(Set task): From the entries below, extract every line that includes the word "FIBERID".

(Working data):
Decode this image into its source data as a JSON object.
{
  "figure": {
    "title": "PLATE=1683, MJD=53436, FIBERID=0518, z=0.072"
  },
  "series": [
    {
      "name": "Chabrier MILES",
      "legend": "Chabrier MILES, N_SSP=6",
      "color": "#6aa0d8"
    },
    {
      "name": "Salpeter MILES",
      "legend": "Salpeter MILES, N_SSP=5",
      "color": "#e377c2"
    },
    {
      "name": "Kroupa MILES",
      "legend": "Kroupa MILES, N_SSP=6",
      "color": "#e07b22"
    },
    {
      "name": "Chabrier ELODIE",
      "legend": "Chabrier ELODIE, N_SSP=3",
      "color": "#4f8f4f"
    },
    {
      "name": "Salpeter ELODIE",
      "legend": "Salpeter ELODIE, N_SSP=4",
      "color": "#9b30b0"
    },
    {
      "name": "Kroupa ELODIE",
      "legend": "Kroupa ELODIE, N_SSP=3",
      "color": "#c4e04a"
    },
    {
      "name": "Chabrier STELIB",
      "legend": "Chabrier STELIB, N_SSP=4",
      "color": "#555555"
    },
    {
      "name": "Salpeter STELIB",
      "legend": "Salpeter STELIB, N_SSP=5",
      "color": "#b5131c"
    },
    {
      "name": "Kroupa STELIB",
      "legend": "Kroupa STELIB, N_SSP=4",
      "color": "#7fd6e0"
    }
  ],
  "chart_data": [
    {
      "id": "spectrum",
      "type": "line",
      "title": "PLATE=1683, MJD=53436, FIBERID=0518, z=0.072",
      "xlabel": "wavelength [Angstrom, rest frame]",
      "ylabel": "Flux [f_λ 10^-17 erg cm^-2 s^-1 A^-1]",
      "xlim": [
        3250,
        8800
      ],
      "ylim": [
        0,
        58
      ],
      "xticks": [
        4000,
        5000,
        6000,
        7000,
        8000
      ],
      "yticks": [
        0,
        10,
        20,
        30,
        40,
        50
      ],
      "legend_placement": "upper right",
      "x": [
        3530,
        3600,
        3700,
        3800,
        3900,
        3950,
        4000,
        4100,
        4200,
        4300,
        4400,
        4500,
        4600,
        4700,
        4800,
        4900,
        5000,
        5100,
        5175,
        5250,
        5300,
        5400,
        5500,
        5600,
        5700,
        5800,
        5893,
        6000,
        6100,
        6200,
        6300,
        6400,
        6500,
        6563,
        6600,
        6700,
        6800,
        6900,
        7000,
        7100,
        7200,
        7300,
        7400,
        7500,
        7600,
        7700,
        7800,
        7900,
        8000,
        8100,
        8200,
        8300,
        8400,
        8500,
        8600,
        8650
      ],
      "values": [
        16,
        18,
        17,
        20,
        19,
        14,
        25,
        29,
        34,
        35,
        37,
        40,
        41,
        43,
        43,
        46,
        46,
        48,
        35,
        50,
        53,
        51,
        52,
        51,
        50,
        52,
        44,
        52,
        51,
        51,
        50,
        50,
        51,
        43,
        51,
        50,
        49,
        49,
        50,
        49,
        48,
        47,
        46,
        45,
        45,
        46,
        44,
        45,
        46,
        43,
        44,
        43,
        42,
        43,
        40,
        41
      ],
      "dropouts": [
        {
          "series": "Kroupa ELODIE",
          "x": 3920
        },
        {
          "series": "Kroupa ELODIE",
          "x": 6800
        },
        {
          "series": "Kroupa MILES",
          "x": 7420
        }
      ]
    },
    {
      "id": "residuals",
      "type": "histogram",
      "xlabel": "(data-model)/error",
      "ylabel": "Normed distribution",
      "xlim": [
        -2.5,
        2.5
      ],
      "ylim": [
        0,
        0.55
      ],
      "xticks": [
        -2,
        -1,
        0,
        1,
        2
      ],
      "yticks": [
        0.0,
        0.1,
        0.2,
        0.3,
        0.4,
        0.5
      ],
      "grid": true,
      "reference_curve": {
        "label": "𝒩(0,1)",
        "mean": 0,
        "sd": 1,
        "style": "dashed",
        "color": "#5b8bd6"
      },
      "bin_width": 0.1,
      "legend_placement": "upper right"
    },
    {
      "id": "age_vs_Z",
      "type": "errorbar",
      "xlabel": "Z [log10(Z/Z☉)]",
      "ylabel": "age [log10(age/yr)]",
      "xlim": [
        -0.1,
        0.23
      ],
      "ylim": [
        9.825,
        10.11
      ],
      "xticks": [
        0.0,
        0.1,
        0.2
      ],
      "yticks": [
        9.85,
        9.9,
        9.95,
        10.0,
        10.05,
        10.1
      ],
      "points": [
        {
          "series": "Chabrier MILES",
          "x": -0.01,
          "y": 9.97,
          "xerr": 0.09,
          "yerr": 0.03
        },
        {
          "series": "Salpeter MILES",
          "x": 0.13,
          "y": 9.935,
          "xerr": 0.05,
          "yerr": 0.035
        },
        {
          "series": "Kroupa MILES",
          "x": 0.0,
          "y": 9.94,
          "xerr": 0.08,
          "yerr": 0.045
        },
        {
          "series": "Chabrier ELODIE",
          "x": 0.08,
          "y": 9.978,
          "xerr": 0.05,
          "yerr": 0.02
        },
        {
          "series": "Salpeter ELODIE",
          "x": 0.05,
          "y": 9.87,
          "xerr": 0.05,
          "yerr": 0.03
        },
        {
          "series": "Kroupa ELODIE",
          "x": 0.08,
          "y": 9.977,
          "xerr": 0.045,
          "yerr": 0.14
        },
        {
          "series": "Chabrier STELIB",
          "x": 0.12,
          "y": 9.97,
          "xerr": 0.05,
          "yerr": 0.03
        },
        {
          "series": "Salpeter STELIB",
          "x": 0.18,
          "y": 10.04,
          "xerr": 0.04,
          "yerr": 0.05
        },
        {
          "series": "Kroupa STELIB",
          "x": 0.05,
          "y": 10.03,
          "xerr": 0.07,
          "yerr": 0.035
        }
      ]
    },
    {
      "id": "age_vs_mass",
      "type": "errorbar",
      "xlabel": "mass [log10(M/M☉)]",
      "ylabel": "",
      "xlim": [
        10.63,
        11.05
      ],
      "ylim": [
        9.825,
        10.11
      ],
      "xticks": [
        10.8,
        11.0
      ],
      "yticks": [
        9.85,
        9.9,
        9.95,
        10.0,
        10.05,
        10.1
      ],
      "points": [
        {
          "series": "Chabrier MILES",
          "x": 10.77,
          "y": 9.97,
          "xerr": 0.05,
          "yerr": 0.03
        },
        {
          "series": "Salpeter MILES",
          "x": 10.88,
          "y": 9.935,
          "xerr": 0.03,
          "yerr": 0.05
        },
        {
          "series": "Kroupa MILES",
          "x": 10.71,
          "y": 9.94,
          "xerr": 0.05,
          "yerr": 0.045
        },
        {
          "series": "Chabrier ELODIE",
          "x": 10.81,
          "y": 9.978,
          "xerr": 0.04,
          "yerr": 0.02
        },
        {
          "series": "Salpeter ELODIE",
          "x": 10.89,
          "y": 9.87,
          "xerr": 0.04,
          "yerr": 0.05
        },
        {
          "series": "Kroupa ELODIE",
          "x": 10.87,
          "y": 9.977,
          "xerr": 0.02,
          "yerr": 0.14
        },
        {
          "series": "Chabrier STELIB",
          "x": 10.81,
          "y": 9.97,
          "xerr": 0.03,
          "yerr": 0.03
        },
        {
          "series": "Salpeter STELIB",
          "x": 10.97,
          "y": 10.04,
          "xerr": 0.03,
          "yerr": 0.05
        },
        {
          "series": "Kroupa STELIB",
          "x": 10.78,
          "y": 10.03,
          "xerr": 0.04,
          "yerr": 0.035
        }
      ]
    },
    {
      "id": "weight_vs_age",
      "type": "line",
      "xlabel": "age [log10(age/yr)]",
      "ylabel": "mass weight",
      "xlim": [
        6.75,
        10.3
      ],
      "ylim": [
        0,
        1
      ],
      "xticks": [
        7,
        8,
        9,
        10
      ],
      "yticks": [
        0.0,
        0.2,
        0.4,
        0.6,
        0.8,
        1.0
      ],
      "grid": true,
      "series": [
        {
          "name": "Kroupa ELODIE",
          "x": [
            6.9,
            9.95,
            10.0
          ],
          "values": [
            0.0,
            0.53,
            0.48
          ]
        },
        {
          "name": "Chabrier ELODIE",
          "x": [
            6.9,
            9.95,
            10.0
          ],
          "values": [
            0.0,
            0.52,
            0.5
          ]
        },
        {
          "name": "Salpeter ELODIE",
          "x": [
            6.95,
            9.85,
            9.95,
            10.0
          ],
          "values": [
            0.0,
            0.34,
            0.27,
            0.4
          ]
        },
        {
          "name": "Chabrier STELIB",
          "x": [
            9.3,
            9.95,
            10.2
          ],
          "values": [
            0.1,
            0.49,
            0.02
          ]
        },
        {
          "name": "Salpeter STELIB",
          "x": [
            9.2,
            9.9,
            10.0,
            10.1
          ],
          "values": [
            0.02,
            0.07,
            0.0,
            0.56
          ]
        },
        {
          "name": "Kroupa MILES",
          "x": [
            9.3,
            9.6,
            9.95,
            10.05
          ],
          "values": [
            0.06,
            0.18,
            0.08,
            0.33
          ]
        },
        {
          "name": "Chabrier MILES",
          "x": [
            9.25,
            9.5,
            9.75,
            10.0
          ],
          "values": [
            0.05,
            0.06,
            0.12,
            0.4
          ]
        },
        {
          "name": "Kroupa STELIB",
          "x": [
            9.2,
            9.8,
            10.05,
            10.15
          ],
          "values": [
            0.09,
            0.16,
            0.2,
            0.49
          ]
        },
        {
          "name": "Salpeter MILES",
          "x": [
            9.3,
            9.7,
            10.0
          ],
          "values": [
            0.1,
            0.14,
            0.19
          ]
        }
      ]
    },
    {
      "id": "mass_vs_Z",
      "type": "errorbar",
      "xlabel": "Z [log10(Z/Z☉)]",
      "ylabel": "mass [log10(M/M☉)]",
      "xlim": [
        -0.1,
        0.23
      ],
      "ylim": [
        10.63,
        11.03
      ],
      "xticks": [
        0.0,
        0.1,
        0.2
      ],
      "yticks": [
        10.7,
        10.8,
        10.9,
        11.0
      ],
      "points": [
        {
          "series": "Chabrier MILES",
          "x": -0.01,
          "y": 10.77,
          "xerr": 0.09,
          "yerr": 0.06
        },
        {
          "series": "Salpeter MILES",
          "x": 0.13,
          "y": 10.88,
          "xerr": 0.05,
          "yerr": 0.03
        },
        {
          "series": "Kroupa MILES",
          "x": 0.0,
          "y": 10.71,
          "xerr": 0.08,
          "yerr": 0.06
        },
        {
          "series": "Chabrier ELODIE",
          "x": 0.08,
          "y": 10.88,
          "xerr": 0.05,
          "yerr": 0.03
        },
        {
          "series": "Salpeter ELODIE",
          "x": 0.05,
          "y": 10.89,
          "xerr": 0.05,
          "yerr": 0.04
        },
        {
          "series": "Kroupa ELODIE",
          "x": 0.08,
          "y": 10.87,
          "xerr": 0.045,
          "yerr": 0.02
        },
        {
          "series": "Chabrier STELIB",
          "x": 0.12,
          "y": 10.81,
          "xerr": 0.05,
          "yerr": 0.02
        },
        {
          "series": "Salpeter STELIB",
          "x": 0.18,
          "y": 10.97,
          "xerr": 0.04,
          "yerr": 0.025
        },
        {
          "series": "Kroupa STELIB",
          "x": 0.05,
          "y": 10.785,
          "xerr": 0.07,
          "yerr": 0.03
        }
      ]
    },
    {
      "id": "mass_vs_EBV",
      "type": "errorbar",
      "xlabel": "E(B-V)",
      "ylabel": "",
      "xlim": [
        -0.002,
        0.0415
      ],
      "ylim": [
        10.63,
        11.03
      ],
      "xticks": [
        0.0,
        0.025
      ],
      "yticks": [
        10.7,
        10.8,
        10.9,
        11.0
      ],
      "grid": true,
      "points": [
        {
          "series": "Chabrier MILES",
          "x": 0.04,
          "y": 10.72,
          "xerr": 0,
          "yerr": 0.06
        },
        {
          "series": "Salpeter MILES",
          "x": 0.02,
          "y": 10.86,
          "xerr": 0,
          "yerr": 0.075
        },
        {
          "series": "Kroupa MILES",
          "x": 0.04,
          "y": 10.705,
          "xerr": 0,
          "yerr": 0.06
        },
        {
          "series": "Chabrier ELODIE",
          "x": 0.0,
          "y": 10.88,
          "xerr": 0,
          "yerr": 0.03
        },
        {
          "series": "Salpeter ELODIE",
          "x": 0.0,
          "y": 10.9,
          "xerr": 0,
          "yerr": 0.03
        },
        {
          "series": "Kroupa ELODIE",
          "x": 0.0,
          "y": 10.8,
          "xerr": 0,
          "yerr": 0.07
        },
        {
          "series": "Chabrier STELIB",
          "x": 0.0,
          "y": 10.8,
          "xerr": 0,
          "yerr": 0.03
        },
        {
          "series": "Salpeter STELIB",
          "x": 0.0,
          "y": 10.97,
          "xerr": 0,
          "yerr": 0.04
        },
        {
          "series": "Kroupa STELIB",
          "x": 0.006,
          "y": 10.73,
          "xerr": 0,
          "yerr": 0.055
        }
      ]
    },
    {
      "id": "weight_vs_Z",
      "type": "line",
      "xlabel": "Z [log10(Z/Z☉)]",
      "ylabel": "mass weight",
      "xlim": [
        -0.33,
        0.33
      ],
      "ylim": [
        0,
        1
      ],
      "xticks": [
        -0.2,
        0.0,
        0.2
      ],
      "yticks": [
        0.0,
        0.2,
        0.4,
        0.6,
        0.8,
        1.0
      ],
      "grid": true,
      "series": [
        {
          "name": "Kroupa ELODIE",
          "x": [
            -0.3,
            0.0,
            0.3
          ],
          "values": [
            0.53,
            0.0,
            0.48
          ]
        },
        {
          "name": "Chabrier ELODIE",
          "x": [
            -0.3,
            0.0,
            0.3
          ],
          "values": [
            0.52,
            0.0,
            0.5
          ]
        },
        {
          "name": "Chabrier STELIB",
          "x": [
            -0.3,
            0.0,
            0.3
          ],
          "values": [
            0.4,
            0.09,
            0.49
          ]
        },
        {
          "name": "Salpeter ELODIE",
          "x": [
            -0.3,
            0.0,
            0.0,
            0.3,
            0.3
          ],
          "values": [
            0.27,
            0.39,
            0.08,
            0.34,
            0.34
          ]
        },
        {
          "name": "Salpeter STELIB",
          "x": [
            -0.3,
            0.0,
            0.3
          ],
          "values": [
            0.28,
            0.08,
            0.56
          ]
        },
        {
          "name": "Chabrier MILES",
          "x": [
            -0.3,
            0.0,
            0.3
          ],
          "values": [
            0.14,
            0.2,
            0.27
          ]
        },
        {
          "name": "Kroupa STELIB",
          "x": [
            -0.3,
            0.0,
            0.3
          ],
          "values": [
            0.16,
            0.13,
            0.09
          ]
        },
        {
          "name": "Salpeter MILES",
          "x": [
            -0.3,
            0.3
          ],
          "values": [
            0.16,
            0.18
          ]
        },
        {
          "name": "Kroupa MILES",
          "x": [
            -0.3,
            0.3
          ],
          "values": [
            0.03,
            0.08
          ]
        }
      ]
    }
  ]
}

(Finished exercise):
    "title": "PLATE=1683, MJD=53436, FIBERID=0518, z=0.072"
      "title": "PLATE=1683, MJD=53436, FIBERID=0518, z=0.072",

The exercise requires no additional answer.